- What is expected:
Each line of the data that includes the string "Math" is to be copied out.

- Material shown:
————————

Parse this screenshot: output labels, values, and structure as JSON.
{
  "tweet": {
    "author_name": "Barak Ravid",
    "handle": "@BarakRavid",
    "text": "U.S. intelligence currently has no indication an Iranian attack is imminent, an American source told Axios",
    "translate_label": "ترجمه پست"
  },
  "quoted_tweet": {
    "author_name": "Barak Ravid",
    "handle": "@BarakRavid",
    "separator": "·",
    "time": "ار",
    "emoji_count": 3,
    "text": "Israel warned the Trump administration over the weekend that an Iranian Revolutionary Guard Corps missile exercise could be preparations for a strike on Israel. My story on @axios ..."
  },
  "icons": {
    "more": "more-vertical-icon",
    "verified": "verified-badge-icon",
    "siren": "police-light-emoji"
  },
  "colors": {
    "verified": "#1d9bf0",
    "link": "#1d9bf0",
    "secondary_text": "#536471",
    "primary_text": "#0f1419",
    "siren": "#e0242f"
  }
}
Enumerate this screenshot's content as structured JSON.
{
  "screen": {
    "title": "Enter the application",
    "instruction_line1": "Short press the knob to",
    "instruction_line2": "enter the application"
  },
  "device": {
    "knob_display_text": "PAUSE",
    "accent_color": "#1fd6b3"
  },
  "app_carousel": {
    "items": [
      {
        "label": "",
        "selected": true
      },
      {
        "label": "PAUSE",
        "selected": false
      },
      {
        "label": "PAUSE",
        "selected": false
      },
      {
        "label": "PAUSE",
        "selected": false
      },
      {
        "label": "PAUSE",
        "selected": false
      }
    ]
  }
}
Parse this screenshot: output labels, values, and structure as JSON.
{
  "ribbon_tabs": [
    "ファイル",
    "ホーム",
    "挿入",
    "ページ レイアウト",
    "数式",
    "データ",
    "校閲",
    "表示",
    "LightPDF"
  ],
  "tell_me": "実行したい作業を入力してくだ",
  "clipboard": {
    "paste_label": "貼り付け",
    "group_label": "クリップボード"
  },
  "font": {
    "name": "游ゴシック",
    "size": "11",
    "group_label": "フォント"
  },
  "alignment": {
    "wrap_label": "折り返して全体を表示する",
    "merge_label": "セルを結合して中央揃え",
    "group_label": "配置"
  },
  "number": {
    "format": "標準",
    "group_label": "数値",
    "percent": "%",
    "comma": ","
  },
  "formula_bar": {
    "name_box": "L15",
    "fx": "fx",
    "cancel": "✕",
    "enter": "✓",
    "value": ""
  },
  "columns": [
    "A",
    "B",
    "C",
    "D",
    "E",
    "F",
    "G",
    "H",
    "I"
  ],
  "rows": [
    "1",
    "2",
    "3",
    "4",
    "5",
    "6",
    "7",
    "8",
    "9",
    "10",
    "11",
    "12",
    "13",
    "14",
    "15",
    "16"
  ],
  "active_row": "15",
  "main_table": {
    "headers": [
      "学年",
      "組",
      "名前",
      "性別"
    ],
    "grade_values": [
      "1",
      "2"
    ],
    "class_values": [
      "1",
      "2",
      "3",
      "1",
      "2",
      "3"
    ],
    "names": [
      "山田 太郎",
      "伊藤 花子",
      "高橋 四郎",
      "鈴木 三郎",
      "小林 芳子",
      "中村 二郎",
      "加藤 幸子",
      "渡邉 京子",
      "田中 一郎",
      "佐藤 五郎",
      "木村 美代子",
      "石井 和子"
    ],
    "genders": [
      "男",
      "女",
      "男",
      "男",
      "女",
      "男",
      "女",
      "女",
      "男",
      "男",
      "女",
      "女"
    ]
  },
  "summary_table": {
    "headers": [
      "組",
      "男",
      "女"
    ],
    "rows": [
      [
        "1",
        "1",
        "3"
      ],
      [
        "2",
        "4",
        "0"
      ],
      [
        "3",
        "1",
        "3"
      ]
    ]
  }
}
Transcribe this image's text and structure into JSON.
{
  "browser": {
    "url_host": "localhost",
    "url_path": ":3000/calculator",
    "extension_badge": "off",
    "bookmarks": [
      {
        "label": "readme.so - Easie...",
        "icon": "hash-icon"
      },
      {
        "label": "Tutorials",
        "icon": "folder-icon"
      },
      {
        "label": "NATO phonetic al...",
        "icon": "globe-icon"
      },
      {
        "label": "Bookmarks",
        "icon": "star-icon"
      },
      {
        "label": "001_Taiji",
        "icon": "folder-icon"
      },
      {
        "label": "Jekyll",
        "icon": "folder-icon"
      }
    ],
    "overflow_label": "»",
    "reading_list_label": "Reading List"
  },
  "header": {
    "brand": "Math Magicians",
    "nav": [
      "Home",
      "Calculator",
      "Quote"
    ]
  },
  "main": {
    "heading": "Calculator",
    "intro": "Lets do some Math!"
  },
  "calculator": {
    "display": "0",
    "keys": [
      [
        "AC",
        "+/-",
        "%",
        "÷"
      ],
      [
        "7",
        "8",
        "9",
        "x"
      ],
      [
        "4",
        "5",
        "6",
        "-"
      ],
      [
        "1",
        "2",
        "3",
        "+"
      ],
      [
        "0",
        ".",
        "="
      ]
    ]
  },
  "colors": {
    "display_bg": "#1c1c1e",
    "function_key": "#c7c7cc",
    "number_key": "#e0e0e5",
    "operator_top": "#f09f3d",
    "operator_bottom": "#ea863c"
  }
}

————————

- Answer to the task:
    "brand": "Math Magicians",
    "intro": "Lets do some Math!"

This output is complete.